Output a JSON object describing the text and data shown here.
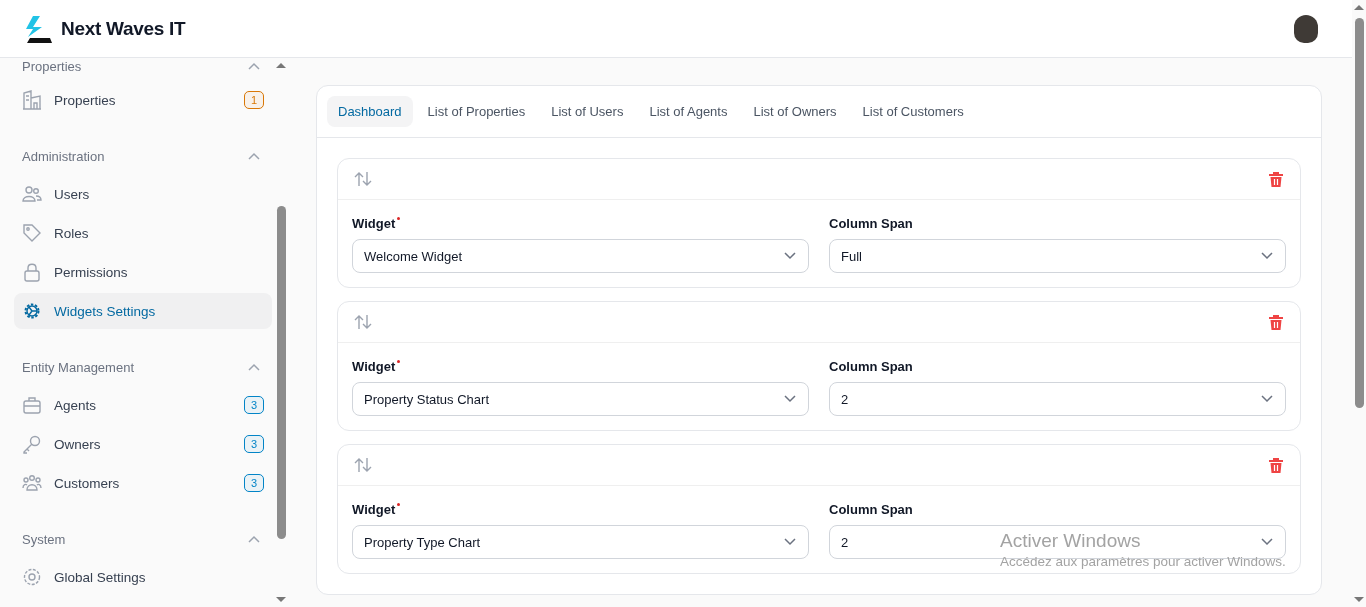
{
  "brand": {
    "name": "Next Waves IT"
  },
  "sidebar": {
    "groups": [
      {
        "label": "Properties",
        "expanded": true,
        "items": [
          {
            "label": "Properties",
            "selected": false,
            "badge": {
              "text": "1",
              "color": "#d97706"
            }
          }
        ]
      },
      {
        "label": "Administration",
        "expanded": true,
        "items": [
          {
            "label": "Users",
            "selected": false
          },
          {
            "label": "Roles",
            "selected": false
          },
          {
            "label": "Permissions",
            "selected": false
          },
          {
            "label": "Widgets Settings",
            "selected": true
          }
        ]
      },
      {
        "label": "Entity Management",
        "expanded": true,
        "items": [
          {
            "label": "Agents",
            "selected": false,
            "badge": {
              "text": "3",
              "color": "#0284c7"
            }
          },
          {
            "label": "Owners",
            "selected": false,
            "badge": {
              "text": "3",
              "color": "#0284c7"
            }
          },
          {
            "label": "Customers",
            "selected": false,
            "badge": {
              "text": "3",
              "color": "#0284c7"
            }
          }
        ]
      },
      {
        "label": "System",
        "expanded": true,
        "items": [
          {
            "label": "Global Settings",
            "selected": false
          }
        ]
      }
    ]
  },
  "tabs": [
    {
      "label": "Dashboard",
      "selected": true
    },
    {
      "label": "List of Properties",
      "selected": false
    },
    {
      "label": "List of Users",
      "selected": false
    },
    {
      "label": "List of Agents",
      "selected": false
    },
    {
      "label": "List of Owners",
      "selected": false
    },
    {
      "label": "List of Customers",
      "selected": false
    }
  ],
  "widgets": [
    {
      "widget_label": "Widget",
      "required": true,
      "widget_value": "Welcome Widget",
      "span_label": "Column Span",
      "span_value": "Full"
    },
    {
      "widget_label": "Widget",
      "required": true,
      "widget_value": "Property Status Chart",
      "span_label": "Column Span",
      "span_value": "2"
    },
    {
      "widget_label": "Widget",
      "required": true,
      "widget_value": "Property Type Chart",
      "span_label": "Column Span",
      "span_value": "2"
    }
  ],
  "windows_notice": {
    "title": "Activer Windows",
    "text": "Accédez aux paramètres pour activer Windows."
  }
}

Task description:
Your task is to reproduce all of the material exactly. The pictures stay out.

Full response:
Output a JSON object describing the text and data shown here.
{
  "brand": {
    "name": "Next Waves IT"
  },
  "sidebar": {
    "groups": [
      {
        "label": "Properties",
        "expanded": true,
        "items": [
          {
            "label": "Properties",
            "selected": false,
            "badge": {
              "text": "1",
              "color": "#d97706"
            }
          }
        ]
      },
      {
        "label": "Administration",
        "expanded": true,
        "items": [
          {
            "label": "Users",
            "selected": false
          },
          {
            "label": "Roles",
            "selected": false
          },
          {
            "label": "Permissions",
            "selected": false
          },
          {
            "label": "Widgets Settings",
            "selected": true
          }
        ]
      },
      {
        "label": "Entity Management",
        "expanded": true,
        "items": [
          {
            "label": "Agents",
            "selected": false,
            "badge": {
              "text": "3",
              "color": "#0284c7"
            }
          },
          {
            "label": "Owners",
            "selected": false,
            "badge": {
              "text": "3",
              "color": "#0284c7"
            }
          },
          {
            "label": "Customers",
            "selected": false,
            "badge": {
              "text": "3",
              "color": "#0284c7"
            }
          }
        ]
      },
      {
        "label": "System",
        "expanded": true,
        "items": [
          {
            "label": "Global Settings",
            "selected": false
          }
        ]
      }
    ]
  },
  "tabs": [
    {
      "label": "Dashboard",
      "selected": true
    },
    {
      "label": "List of Properties",
      "selected": false
    },
    {
      "label": "List of Users",
      "selected": false
    },
    {
      "label": "List of Agents",
      "selected": false
    },
    {
      "label": "List of Owners",
      "selected": false
    },
    {
      "label": "List of Customers",
      "selected": false
    }
  ],
  "widgets": [
    {
      "widget_label": "Widget",
      "required": true,
      "widget_value": "Welcome Widget",
      "span_label": "Column Span",
      "span_value": "Full"
    },
    {
      "widget_label": "Widget",
      "required": true,
      "widget_value": "Property Status Chart",
      "span_label": "Column Span",
      "span_value": "2"
    },
    {
      "widget_label": "Widget",
      "required": true,
      "widget_value": "Property Type Chart",
      "span_label": "Column Span",
      "span_value": "2"
    }
  ],
  "windows_notice": {
    "title": "Activer Windows",
    "text": "Accédez aux paramètres pour activer Windows."
  }
}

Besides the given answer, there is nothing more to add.